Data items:

● ● ● ● ●

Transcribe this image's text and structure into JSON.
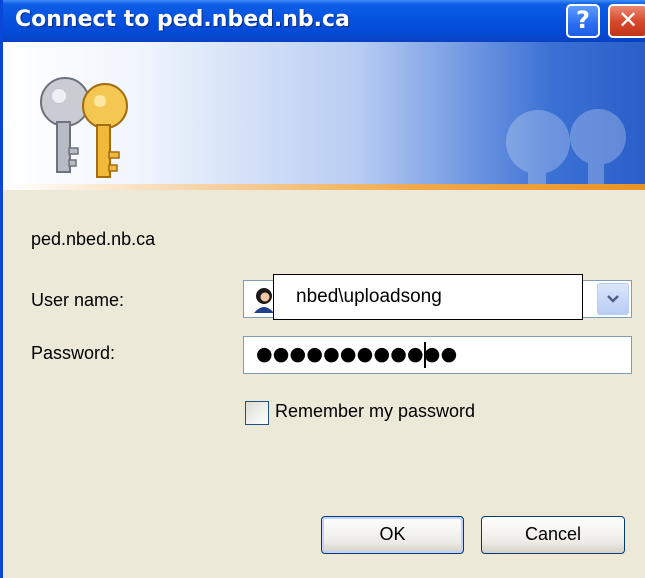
{
  "window": {
    "title": "Connect to ped.nbed.nb.ca",
    "help_label": "?",
    "close_label": "✕"
  },
  "dialog": {
    "server_name": "ped.nbed.nb.ca",
    "username_label": "User name:",
    "username_value": "nbed\\uploadsong",
    "password_label": "Password:",
    "password_dots": "●●●●●●●●●●●●",
    "remember_label": "Remember my password",
    "remember_checked": false,
    "ok_label": "OK",
    "cancel_label": "Cancel"
  },
  "icons": {
    "banner": "keys-icon",
    "watermark": "keys-watermark-icon",
    "user": "user-icon",
    "dropdown": "chevron-down-icon"
  },
  "colors": {
    "titlebar": "#0552e0",
    "dialog_bg": "#ece9d8",
    "close": "#d6462a",
    "accent_stripe": "#f0a84a"
  }
}
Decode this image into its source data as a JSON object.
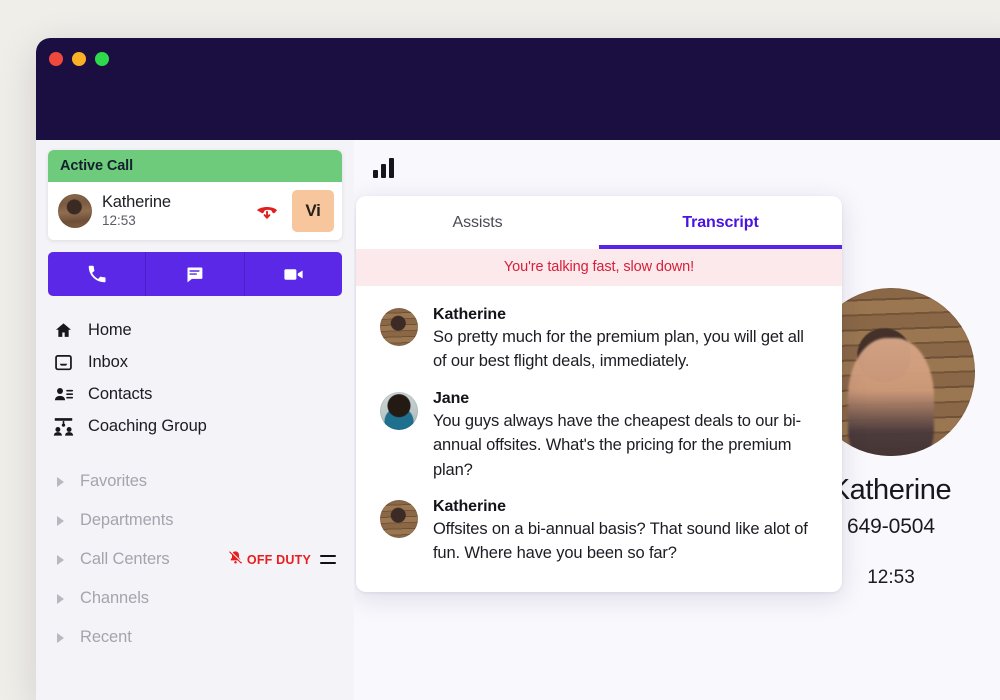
{
  "window": {
    "traffic_lights": [
      "close",
      "minimize",
      "maximize"
    ],
    "colors": {
      "titlebar": "#1B0E40",
      "accent_purple": "#5B28E8",
      "tab_active": "#4B13E0",
      "active_call_green": "#6ECB7C",
      "alert_bg": "#FCE9EC",
      "alert_text": "#D61F3A",
      "off_duty_red": "#E81E1E",
      "vi_badge_bg": "#F7C69C",
      "page_bg": "#F0EEE9",
      "sidebar_bg": "#F4F3F7",
      "main_bg": "#F9F8FD"
    }
  },
  "sidebar": {
    "active_call": {
      "header_label": "Active Call",
      "caller_name": "Katherine",
      "call_duration": "12:53",
      "hangup_icon": "phone-hangup-icon",
      "badge_label": "Vi",
      "avatar_icon": "caller-avatar"
    },
    "action_buttons": [
      {
        "name": "call-button",
        "icon": "phone-icon"
      },
      {
        "name": "message-button",
        "icon": "chat-bubble-icon"
      },
      {
        "name": "video-button",
        "icon": "video-camera-icon"
      }
    ],
    "nav_items": [
      {
        "label": "Home",
        "icon": "home-icon"
      },
      {
        "label": "Inbox",
        "icon": "inbox-icon"
      },
      {
        "label": "Contacts",
        "icon": "contacts-icon"
      },
      {
        "label": "Coaching Group",
        "icon": "coaching-group-icon"
      }
    ],
    "groups": [
      {
        "label": "Favorites",
        "icon": "chevron-right-icon",
        "badge": null
      },
      {
        "label": "Departments",
        "icon": "chevron-right-icon",
        "badge": null
      },
      {
        "label": "Call Centers",
        "icon": "chevron-right-icon",
        "badge": "OFF DUTY"
      },
      {
        "label": "Channels",
        "icon": "chevron-right-icon",
        "badge": null
      },
      {
        "label": "Recent",
        "icon": "chevron-right-icon",
        "badge": null
      }
    ],
    "off_duty": {
      "label": "OFF DUTY",
      "bell_icon": "bell-muted-icon",
      "handle_icon": "drag-handle-icon"
    }
  },
  "main": {
    "signal_icon": "signal-bars-icon",
    "contact": {
      "name": "Katherine",
      "phone": "649-0504",
      "timer": "12:53",
      "photo_icon": "contact-photo"
    }
  },
  "transcript": {
    "tabs": [
      {
        "label": "Assists",
        "active": false
      },
      {
        "label": "Transcript",
        "active": true
      }
    ],
    "alert": "You're talking fast, slow down!",
    "messages": [
      {
        "author": "Katherine",
        "avatar": "katherine-avatar",
        "text": "So pretty much for the premium plan, you will get all of our best flight deals, immediately."
      },
      {
        "author": "Jane",
        "avatar": "jane-avatar",
        "text": "You guys always have the cheapest deals to our bi-annual offsites. What's the pricing for the premium plan?"
      },
      {
        "author": "Katherine",
        "avatar": "katherine-avatar",
        "text": "Offsites on a bi-annual basis? That sound like alot of fun. Where have you been so far?"
      }
    ]
  }
}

● ● ● ● ●

### [TASK BRIEF]
Collect each line holding the string "image".

### [SOLUTION]
Transcribe this image's text and structure into JSON.
Decode this image into its source data as a JSON object.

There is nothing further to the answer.